Produce an exact copy of all the records.
--- BEGIN DATA LISTING ---
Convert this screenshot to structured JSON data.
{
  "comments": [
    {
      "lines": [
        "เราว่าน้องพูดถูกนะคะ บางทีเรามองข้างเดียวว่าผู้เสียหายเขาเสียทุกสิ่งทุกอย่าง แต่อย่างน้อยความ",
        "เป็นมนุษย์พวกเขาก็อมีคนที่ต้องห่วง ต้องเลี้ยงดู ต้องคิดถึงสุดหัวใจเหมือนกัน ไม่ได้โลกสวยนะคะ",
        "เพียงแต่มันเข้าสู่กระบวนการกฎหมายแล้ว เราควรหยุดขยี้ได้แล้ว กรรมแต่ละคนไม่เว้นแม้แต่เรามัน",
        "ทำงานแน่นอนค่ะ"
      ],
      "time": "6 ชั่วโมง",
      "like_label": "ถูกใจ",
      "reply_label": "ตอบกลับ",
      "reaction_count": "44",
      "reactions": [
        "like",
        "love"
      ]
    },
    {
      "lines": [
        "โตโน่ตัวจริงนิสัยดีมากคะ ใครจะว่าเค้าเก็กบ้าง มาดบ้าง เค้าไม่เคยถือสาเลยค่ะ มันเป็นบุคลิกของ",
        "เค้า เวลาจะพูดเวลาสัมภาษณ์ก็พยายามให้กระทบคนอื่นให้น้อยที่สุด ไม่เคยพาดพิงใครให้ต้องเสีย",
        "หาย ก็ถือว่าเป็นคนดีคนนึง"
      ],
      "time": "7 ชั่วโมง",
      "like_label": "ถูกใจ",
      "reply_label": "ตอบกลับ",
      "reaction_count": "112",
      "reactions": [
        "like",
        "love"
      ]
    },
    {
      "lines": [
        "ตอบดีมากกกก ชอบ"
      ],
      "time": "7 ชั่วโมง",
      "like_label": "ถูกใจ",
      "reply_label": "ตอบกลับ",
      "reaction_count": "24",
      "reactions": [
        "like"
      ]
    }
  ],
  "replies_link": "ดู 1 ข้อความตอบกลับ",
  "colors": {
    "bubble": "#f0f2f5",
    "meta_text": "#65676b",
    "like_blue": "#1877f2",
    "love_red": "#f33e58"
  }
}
--- END DATA LISTING ---
— OUTPUT —
Convert this screenshot to structured JSON data.
{
  "comments": [
    {
      "lines": [
        "เราว่าน้องพูดถูกนะคะ บางทีเรามองข้างเดียวว่าผู้เสียหายเขาเสียทุกสิ่งทุกอย่าง แต่อย่างน้อยความ",
        "เป็นมนุษย์พวกเขาก็อมีคนที่ต้องห่วง ต้องเลี้ยงดู ต้องคิดถึงสุดหัวใจเหมือนกัน ไม่ได้โลกสวยนะคะ",
        "เพียงแต่มันเข้าสู่กระบวนการกฎหมายแล้ว เราควรหยุดขยี้ได้แล้ว กรรมแต่ละคนไม่เว้นแม้แต่เรามัน",
        "ทำงานแน่นอนค่ะ"
      ],
      "time": "6 ชั่วโมง",
      "like_label": "ถูกใจ",
      "reply_label": "ตอบกลับ",
      "reaction_count": "44",
      "reactions": [
        "like",
        "love"
      ]
    },
    {
      "lines": [
        "โตโน่ตัวจริงนิสัยดีมากคะ ใครจะว่าเค้าเก็กบ้าง มาดบ้าง เค้าไม่เคยถือสาเลยค่ะ มันเป็นบุคลิกของ",
        "เค้า เวลาจะพูดเวลาสัมภาษณ์ก็พยายามให้กระทบคนอื่นให้น้อยที่สุด ไม่เคยพาดพิงใครให้ต้องเสีย",
        "หาย ก็ถือว่าเป็นคนดีคนนึง"
      ],
      "time": "7 ชั่วโมง",
      "like_label": "ถูกใจ",
      "reply_label": "ตอบกลับ",
      "reaction_count": "112",
      "reactions": [
        "like",
        "love"
      ]
    },
    {
      "lines": [
        "ตอบดีมากกกก ชอบ"
      ],
      "time": "7 ชั่วโมง",
      "like_label": "ถูกใจ",
      "reply_label": "ตอบกลับ",
      "reaction_count": "24",
      "reactions": [
        "like"
      ]
    }
  ],
  "replies_link": "ดู 1 ข้อความตอบกลับ",
  "colors": {
    "bubble": "#f0f2f5",
    "meta_text": "#65676b",
    "like_blue": "#1877f2",
    "love_red": "#f33e58"
  }
}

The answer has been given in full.